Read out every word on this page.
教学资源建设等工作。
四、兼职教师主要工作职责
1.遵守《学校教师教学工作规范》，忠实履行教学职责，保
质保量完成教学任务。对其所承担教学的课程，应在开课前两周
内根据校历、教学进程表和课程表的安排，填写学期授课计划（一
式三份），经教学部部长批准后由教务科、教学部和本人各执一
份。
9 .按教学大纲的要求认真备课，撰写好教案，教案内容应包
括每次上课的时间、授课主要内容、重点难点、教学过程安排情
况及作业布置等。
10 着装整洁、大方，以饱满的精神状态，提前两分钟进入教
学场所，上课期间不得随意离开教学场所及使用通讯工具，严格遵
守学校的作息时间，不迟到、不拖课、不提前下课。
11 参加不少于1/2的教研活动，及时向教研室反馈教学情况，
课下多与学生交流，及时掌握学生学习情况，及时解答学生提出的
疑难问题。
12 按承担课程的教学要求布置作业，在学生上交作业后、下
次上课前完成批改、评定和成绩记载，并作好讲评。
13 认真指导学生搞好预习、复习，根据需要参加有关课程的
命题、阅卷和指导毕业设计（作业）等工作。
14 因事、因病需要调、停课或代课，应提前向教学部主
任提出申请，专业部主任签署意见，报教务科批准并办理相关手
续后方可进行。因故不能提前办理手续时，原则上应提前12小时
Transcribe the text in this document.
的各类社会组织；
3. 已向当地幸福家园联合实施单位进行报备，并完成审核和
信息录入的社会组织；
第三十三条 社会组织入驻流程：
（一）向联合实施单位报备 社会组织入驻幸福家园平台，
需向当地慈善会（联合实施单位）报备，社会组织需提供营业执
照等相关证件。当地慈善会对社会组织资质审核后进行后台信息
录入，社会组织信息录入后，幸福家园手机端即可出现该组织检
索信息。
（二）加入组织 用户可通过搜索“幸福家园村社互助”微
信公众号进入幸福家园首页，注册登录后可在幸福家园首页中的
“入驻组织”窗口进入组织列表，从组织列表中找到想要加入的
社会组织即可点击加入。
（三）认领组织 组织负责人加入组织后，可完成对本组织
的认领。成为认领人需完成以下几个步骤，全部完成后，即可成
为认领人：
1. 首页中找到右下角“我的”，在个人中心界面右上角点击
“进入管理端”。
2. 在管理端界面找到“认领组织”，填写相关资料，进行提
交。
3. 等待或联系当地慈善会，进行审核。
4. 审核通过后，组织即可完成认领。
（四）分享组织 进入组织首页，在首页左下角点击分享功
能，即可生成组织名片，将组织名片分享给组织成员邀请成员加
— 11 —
☆ ☆ ☆ ☆ ☆ ☆ ☆
Output every record above exactly as it appears.

- SOLVED PROBLEM
Read out every word on this page.
教学资源建设等工作。
四、兼职教师主要工作职责
1.遵守《学校教师教学工作规范》，忠实履行教学职责，保
质保量完成教学任务。对其所承担教学的课程，应在开课前两周
内根据校历、教学进程表和课程表的安排，填写学期授课计划（一
式三份），经教学部部长批准后由教务科、教学部和本人各执一
份。
9 .按教学大纲的要求认真备课，撰写好教案，教案内容应包
括每次上课的时间、授课主要内容、重点难点、教学过程安排情
况及作业布置等。
10 着装整洁、大方，以饱满的精神状态，提前两分钟进入教
学场所，上课期间不得随意离开教学场所及使用通讯工具，严格遵
守学校的作息时间，不迟到、不拖课、不提前下课。
11 参加不少于1/2的教研活动，及时向教研室反馈教学情况，
课下多与学生交流，及时掌握学生学习情况，及时解答学生提出的
疑难问题。
12 按承担课程的教学要求布置作业，在学生上交作业后、下
次上课前完成批改、评定和成绩记载，并作好讲评。
13 认真指导学生搞好预习、复习，根据需要参加有关课程的
命题、阅卷和指导毕业设计（作业）等工作。
14 因事、因病需要调、停课或代课，应提前向教学部主
任提出申请，专业部主任签署意见，报教务科批准并办理相关手
续后方可进行。因故不能提前办理手续时，原则上应提前12小时
Transcribe the text in this document.
的各类社会组织；
3. 已向当地幸福家园联合实施单位进行报备，并完成审核和
信息录入的社会组织；
第三十三条 社会组织入驻流程：
（一）向联合实施单位报备 社会组织入驻幸福家园平台，
需向当地慈善会（联合实施单位）报备，社会组织需提供营业执
照等相关证件。当地慈善会对社会组织资质审核后进行后台信息
录入，社会组织信息录入后，幸福家园手机端即可出现该组织检
索信息。
（二）加入组织 用户可通过搜索“幸福家园村社互助”微
信公众号进入幸福家园首页，注册登录后可在幸福家园首页中的
“入驻组织”窗口进入组织列表，从组织列表中找到想要加入的
社会组织即可点击加入。
（三）认领组织 组织负责人加入组织后，可完成对本组织
的认领。成为认领人需完成以下几个步骤，全部完成后，即可成
为认领人：
1. 首页中找到右下角“我的”，在个人中心界面右上角点击
“进入管理端”。
2. 在管理端界面找到“认领组织”，填写相关资料，进行提
交。
3. 等待或联系当地慈善会，进行审核。
4. 审核通过后，组织即可完成认领。
（四）分享组织 进入组织首页，在首页左下角点击分享功
能，即可生成组织名片，将组织名片分享给组织成员邀请成员加
— 11 —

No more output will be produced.